• Supplied data:
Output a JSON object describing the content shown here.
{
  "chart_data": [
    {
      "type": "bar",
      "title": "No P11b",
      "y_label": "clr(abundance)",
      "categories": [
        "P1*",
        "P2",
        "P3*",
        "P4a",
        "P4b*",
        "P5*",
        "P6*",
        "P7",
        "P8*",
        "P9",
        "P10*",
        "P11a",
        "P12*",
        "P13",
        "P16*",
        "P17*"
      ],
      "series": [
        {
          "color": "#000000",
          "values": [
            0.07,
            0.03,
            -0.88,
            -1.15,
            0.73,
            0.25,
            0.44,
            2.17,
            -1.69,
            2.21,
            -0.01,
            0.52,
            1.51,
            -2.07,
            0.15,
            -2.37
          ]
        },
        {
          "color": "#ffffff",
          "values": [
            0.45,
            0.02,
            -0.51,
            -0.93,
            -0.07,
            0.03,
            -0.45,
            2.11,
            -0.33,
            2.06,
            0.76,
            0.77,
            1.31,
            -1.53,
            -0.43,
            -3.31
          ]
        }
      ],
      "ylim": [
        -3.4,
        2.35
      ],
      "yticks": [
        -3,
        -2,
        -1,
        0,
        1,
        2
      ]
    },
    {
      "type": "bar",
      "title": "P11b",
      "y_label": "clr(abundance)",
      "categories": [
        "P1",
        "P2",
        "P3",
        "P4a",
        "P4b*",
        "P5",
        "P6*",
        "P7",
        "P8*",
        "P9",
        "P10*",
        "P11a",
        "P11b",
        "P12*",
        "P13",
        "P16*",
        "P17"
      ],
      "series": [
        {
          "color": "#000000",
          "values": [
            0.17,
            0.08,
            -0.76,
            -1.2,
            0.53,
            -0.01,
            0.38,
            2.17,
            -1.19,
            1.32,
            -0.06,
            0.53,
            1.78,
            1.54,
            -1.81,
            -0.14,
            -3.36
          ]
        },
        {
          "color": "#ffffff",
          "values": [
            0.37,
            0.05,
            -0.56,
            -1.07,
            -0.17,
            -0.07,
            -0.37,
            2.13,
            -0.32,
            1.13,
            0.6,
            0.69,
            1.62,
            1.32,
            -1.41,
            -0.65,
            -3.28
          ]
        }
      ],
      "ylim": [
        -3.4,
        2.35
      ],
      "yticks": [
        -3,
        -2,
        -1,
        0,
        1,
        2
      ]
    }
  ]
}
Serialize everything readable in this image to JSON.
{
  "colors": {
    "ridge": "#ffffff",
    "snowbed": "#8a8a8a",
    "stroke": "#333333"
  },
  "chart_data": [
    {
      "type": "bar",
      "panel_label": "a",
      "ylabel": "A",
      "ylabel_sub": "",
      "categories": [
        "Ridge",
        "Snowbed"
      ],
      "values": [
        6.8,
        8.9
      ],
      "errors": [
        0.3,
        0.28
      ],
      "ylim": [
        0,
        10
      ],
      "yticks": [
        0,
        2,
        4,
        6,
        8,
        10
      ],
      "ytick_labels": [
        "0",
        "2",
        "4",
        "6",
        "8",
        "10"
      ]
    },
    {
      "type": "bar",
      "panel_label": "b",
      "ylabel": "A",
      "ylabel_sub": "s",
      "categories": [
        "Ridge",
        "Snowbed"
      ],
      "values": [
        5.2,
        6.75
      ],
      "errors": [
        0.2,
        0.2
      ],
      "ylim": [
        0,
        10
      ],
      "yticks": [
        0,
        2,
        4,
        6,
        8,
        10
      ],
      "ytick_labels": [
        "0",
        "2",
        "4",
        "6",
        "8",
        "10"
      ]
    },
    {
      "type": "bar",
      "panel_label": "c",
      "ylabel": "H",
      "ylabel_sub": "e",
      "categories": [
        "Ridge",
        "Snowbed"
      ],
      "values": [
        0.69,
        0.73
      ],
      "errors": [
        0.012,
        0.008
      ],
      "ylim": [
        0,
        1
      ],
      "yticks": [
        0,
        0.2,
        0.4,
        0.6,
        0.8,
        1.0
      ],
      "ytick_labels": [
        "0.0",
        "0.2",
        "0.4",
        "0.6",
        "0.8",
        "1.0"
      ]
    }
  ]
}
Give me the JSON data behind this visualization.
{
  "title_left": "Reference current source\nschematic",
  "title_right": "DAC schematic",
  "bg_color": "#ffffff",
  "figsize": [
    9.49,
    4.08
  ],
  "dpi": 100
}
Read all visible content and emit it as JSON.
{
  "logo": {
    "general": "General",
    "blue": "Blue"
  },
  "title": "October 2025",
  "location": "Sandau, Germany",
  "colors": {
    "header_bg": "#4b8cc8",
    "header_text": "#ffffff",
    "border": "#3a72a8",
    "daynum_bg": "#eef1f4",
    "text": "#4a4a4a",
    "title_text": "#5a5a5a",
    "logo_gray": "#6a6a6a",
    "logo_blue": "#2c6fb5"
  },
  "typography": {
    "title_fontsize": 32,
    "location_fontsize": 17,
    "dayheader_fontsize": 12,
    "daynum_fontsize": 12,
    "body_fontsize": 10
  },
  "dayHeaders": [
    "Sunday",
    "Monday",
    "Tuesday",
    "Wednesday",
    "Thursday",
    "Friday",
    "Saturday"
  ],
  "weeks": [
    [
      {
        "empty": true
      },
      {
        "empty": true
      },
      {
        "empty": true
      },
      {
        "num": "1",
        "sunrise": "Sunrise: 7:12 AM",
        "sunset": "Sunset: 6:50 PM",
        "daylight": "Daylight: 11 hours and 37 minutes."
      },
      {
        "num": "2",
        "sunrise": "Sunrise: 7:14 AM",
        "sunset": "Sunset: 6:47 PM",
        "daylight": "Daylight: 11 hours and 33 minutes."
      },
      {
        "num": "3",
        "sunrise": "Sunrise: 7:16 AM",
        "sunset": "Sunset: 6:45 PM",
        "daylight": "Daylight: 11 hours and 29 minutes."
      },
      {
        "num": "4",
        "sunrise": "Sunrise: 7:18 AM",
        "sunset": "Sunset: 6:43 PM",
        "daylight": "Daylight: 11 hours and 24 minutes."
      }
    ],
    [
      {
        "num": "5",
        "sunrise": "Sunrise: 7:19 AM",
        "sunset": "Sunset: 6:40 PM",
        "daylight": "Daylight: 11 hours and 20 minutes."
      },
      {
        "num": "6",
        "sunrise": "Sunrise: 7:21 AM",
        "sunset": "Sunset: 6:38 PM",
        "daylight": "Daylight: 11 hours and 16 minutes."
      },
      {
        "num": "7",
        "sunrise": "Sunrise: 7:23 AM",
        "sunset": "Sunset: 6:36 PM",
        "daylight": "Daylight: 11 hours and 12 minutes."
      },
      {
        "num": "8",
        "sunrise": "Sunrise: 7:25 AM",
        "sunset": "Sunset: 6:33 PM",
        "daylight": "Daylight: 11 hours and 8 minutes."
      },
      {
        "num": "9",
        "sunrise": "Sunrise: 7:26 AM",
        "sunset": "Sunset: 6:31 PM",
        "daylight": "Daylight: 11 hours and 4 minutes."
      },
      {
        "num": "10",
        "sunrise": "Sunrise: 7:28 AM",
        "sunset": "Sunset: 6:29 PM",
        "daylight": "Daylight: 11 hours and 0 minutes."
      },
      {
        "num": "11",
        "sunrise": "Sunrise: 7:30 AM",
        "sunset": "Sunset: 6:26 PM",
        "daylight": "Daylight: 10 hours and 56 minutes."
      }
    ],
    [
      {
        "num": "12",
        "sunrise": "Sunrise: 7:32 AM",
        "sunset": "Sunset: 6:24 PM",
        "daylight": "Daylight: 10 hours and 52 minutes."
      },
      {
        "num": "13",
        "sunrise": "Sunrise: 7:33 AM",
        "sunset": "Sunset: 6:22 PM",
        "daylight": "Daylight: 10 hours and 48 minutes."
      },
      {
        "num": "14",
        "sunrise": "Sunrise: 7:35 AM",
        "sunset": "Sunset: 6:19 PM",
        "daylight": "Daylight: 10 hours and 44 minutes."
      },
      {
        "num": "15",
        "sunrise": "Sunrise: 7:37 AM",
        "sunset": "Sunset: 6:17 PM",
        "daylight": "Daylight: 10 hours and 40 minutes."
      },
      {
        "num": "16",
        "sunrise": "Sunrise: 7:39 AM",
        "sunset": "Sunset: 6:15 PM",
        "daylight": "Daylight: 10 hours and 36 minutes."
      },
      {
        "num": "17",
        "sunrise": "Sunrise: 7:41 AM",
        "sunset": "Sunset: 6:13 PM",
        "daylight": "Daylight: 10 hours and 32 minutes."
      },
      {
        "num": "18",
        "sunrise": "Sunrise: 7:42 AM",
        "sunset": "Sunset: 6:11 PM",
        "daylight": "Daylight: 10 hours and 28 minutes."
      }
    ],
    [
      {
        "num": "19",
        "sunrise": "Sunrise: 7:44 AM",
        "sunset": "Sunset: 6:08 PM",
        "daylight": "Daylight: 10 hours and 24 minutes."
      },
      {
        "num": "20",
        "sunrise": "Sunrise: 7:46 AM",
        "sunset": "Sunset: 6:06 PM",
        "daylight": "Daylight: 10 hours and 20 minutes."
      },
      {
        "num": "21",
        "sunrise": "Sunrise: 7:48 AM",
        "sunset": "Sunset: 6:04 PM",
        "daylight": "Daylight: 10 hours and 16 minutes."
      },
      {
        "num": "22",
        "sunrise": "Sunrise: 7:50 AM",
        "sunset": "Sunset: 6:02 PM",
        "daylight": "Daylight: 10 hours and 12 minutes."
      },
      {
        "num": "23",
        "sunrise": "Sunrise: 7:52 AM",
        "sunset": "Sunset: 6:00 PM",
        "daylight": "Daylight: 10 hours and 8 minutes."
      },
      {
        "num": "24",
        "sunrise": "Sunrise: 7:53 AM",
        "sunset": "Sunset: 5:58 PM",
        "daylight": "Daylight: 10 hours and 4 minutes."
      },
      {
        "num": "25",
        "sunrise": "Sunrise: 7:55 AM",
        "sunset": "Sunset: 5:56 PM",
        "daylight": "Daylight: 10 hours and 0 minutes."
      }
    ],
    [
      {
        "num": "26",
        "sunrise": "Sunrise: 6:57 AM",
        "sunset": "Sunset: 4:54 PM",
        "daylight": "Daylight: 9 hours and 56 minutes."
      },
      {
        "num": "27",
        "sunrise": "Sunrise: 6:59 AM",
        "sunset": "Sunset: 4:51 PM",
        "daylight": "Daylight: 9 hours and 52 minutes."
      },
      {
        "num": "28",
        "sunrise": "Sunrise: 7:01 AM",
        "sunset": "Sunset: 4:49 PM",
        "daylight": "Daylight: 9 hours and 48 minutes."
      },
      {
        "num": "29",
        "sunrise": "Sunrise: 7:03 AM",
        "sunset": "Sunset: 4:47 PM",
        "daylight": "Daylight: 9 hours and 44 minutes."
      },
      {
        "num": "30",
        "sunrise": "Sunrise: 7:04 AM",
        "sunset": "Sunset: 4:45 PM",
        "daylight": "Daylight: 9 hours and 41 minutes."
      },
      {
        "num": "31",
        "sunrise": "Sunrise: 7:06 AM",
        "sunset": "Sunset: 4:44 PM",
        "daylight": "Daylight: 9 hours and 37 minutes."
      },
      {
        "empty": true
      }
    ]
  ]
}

• Set problem:
Copy every line of the records above that holds the word "ffffff".

• Final answer:
          "color": "#ffffff",
          "color": "#ffffff",
    "ridge": "#ffffff",
  "bg_color": "#ffffff",
    "header_text": "#ffffff",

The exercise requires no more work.